**What to work on**. Please give the listing again in its entirety, exactly as written.

[Raw records]
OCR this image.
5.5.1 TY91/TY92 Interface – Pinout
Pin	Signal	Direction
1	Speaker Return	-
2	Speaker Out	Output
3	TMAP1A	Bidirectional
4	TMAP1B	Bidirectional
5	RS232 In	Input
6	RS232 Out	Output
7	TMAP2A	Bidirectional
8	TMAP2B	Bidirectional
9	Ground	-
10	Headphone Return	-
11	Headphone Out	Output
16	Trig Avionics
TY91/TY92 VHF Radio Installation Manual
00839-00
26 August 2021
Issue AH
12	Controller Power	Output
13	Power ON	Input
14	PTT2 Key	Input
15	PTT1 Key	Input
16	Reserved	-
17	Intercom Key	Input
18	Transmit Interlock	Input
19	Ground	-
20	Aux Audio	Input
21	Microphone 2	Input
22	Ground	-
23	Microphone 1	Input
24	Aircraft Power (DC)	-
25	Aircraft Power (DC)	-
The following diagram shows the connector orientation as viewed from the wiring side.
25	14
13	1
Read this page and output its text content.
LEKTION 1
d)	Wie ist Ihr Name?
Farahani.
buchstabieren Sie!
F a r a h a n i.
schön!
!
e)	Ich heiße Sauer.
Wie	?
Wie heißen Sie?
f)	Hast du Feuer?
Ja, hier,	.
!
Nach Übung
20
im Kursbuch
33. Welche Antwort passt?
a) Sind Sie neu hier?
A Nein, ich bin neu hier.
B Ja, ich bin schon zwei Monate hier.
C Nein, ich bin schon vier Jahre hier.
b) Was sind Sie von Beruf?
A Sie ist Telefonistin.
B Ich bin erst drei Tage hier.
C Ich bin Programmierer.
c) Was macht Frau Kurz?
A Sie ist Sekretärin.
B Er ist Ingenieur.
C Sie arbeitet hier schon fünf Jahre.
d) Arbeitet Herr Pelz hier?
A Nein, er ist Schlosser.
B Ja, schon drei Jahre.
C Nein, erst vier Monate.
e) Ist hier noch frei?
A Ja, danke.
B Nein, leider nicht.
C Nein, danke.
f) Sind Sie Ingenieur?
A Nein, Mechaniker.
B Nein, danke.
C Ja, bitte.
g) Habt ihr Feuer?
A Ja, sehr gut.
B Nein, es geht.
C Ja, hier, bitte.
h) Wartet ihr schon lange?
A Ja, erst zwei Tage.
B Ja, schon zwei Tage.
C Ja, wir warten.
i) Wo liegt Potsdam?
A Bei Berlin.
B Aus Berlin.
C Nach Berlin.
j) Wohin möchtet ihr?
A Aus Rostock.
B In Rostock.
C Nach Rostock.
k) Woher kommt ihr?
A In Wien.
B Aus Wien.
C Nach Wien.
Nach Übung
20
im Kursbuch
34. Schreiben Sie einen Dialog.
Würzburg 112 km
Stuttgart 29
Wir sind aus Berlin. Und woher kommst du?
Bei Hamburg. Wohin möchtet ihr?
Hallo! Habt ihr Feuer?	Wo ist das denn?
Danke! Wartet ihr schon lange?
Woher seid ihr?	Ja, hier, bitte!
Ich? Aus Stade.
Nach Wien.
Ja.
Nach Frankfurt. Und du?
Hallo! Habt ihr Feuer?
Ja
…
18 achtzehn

**Response**.
OCR this image.
5.5.1 TY91/TY92 Interface – Pinout
Pin	Signal	Direction
1	Speaker Return	-
2	Speaker Out	Output
3	TMAP1A	Bidirectional
4	TMAP1B	Bidirectional
5	RS232 In	Input
6	RS232 Out	Output
7	TMAP2A	Bidirectional
8	TMAP2B	Bidirectional
9	Ground	-
10	Headphone Return	-
11	Headphone Out	Output
16	Trig Avionics
TY91/TY92 VHF Radio Installation Manual
00839-00
26 August 2021
Issue AH
12	Controller Power	Output
13	Power ON	Input
14	PTT2 Key	Input
15	PTT1 Key	Input
16	Reserved	-
17	Intercom Key	Input
18	Transmit Interlock	Input
19	Ground	-
20	Aux Audio	Input
21	Microphone 2	Input
22	Ground	-
23	Microphone 1	Input
24	Aircraft Power (DC)	-
25	Aircraft Power (DC)	-
The following diagram shows the connector orientation as viewed from the wiring side.
25	14
13	1
Read this page and output its text content.
LEKTION 1
d)	Wie ist Ihr Name?
Farahani.
buchstabieren Sie!
F a r a h a n i.
schön!
!
e)	Ich heiße Sauer.
Wie	?
Wie heißen Sie?
f)	Hast du Feuer?
Ja, hier,	.
!
Nach Übung
20
im Kursbuch
33. Welche Antwort passt?
a) Sind Sie neu hier?
A Nein, ich bin neu hier.
B Ja, ich bin schon zwei Monate hier.
C Nein, ich bin schon vier Jahre hier.
b) Was sind Sie von Beruf?
A Sie ist Telefonistin.
B Ich bin erst drei Tage hier.
C Ich bin Programmierer.
c) Was macht Frau Kurz?
A Sie ist Sekretärin.
B Er ist Ingenieur.
C Sie arbeitet hier schon fünf Jahre.
d) Arbeitet Herr Pelz hier?
A Nein, er ist Schlosser.
B Ja, schon drei Jahre.
C Nein, erst vier Monate.
e) Ist hier noch frei?
A Ja, danke.
B Nein, leider nicht.
C Nein, danke.
f) Sind Sie Ingenieur?
A Nein, Mechaniker.
B Nein, danke.
C Ja, bitte.
g) Habt ihr Feuer?
A Ja, sehr gut.
B Nein, es geht.
C Ja, hier, bitte.
h) Wartet ihr schon lange?
A Ja, erst zwei Tage.
B Ja, schon zwei Tage.
C Ja, wir warten.
i) Wo liegt Potsdam?
A Bei Berlin.
B Aus Berlin.
C Nach Berlin.
j) Wohin möchtet ihr?
A Aus Rostock.
B In Rostock.
C Nach Rostock.
k) Woher kommt ihr?
A In Wien.
B Aus Wien.
C Nach Wien.
Nach Übung
20
im Kursbuch
34. Schreiben Sie einen Dialog.
Würzburg 112 km
Stuttgart 29
Wir sind aus Berlin. Und woher kommst du?
Bei Hamburg. Wohin möchtet ihr?
Hallo! Habt ihr Feuer?	Wo ist das denn?
Danke! Wartet ihr schon lange?
Woher seid ihr?	Ja, hier, bitte!
Ich? Aus Stade.
Nach Wien.
Ja.
Nach Frankfurt. Und du?
Hallo! Habt ihr Feuer?
Ja
…
18 achtzehn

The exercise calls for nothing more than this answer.